DATA TO USE:
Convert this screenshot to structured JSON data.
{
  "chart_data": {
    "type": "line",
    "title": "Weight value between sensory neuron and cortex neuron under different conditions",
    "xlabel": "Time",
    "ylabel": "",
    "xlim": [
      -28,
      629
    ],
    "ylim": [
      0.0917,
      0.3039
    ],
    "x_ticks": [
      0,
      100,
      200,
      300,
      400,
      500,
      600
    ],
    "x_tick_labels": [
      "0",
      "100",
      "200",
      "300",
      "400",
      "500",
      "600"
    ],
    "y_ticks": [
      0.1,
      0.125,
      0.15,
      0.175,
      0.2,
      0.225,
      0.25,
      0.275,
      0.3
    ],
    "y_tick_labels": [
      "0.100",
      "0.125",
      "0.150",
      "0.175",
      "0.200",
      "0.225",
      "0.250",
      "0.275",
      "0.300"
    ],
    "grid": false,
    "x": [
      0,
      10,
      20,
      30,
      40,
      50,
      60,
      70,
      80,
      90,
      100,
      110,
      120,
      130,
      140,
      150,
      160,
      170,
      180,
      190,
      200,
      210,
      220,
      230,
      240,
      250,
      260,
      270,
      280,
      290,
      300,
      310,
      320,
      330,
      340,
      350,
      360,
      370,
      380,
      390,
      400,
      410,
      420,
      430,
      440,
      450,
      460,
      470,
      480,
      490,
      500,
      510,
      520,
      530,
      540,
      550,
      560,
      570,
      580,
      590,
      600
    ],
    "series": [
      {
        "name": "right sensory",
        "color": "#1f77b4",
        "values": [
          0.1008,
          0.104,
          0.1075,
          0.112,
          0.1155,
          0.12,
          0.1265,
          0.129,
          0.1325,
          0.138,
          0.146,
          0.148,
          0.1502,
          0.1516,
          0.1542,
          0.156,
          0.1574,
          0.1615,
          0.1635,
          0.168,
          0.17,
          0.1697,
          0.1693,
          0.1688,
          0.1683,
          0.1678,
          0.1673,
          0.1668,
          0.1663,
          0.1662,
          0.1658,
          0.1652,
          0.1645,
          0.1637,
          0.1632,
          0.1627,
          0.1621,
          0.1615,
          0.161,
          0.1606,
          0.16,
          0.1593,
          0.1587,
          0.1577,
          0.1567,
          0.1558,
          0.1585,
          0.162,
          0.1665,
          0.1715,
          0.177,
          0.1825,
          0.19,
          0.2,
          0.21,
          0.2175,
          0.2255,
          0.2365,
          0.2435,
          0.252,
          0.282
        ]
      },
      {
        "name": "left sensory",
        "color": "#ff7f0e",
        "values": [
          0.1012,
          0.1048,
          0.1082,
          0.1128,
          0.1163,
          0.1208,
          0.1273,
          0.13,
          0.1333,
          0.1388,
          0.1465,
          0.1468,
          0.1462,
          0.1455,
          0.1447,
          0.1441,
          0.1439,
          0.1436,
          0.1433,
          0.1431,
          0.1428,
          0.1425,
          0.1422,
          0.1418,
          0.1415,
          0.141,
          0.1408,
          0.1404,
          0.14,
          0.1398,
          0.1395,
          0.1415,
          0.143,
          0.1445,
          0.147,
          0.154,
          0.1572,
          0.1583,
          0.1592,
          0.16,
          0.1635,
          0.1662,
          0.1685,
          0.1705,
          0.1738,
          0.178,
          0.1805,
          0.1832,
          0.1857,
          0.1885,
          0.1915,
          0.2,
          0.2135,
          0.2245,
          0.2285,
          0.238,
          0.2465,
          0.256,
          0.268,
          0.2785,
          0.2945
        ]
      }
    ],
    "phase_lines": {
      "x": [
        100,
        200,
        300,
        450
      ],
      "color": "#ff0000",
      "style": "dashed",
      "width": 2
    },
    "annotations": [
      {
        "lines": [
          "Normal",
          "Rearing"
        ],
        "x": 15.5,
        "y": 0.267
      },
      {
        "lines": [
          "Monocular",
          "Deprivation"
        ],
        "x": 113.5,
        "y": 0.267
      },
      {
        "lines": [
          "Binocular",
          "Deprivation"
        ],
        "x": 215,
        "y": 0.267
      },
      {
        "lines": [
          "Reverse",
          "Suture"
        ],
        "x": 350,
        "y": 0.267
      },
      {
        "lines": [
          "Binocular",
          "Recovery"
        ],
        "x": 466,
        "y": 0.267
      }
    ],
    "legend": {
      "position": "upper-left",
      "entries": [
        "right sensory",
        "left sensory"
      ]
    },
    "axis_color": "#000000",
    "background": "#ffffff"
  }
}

EXERCISE AIM: Make an exact copy of the records.

REPLY:
Convert this screenshot to structured JSON data.
{
  "chart_data": {
    "type": "line",
    "title": "Weight value between sensory neuron and cortex neuron under different conditions",
    "xlabel": "Time",
    "ylabel": "",
    "xlim": [
      -28,
      629
    ],
    "ylim": [
      0.0917,
      0.3039
    ],
    "x_ticks": [
      0,
      100,
      200,
      300,
      400,
      500,
      600
    ],
    "x_tick_labels": [
      "0",
      "100",
      "200",
      "300",
      "400",
      "500",
      "600"
    ],
    "y_ticks": [
      0.1,
      0.125,
      0.15,
      0.175,
      0.2,
      0.225,
      0.25,
      0.275,
      0.3
    ],
    "y_tick_labels": [
      "0.100",
      "0.125",
      "0.150",
      "0.175",
      "0.200",
      "0.225",
      "0.250",
      "0.275",
      "0.300"
    ],
    "grid": false,
    "x": [
      0,
      10,
      20,
      30,
      40,
      50,
      60,
      70,
      80,
      90,
      100,
      110,
      120,
      130,
      140,
      150,
      160,
      170,
      180,
      190,
      200,
      210,
      220,
      230,
      240,
      250,
      260,
      270,
      280,
      290,
      300,
      310,
      320,
      330,
      340,
      350,
      360,
      370,
      380,
      390,
      400,
      410,
      420,
      430,
      440,
      450,
      460,
      470,
      480,
      490,
      500,
      510,
      520,
      530,
      540,
      550,
      560,
      570,
      580,
      590,
      600
    ],
    "series": [
      {
        "name": "right sensory",
        "color": "#1f77b4",
        "values": [
          0.1008,
          0.104,
          0.1075,
          0.112,
          0.1155,
          0.12,
          0.1265,
          0.129,
          0.1325,
          0.138,
          0.146,
          0.148,
          0.1502,
          0.1516,
          0.1542,
          0.156,
          0.1574,
          0.1615,
          0.1635,
          0.168,
          0.17,
          0.1697,
          0.1693,
          0.1688,
          0.1683,
          0.1678,
          0.1673,
          0.1668,
          0.1663,
          0.1662,
          0.1658,
          0.1652,
          0.1645,
          0.1637,
          0.1632,
          0.1627,
          0.1621,
          0.1615,
          0.161,
          0.1606,
          0.16,
          0.1593,
          0.1587,
          0.1577,
          0.1567,
          0.1558,
          0.1585,
          0.162,
          0.1665,
          0.1715,
          0.177,
          0.1825,
          0.19,
          0.2,
          0.21,
          0.2175,
          0.2255,
          0.2365,
          0.2435,
          0.252,
          0.282
        ]
      },
      {
        "name": "left sensory",
        "color": "#ff7f0e",
        "values": [
          0.1012,
          0.1048,
          0.1082,
          0.1128,
          0.1163,
          0.1208,
          0.1273,
          0.13,
          0.1333,
          0.1388,
          0.1465,
          0.1468,
          0.1462,
          0.1455,
          0.1447,
          0.1441,
          0.1439,
          0.1436,
          0.1433,
          0.1431,
          0.1428,
          0.1425,
          0.1422,
          0.1418,
          0.1415,
          0.141,
          0.1408,
          0.1404,
          0.14,
          0.1398,
          0.1395,
          0.1415,
          0.143,
          0.1445,
          0.147,
          0.154,
          0.1572,
          0.1583,
          0.1592,
          0.16,
          0.1635,
          0.1662,
          0.1685,
          0.1705,
          0.1738,
          0.178,
          0.1805,
          0.1832,
          0.1857,
          0.1885,
          0.1915,
          0.2,
          0.2135,
          0.2245,
          0.2285,
          0.238,
          0.2465,
          0.256,
          0.268,
          0.2785,
          0.2945
        ]
      }
    ],
    "phase_lines": {
      "x": [
        100,
        200,
        300,
        450
      ],
      "color": "#ff0000",
      "style": "dashed",
      "width": 2
    },
    "annotations": [
      {
        "lines": [
          "Normal",
          "Rearing"
        ],
        "x": 15.5,
        "y": 0.267
      },
      {
        "lines": [
          "Monocular",
          "Deprivation"
        ],
        "x": 113.5,
        "y": 0.267
      },
      {
        "lines": [
          "Binocular",
          "Deprivation"
        ],
        "x": 215,
        "y": 0.267
      },
      {
        "lines": [
          "Reverse",
          "Suture"
        ],
        "x": 350,
        "y": 0.267
      },
      {
        "lines": [
          "Binocular",
          "Recovery"
        ],
        "x": 466,
        "y": 0.267
      }
    ],
    "legend": {
      "position": "upper-left",
      "entries": [
        "right sensory",
        "left sensory"
      ]
    },
    "axis_color": "#000000",
    "background": "#ffffff"
  }
}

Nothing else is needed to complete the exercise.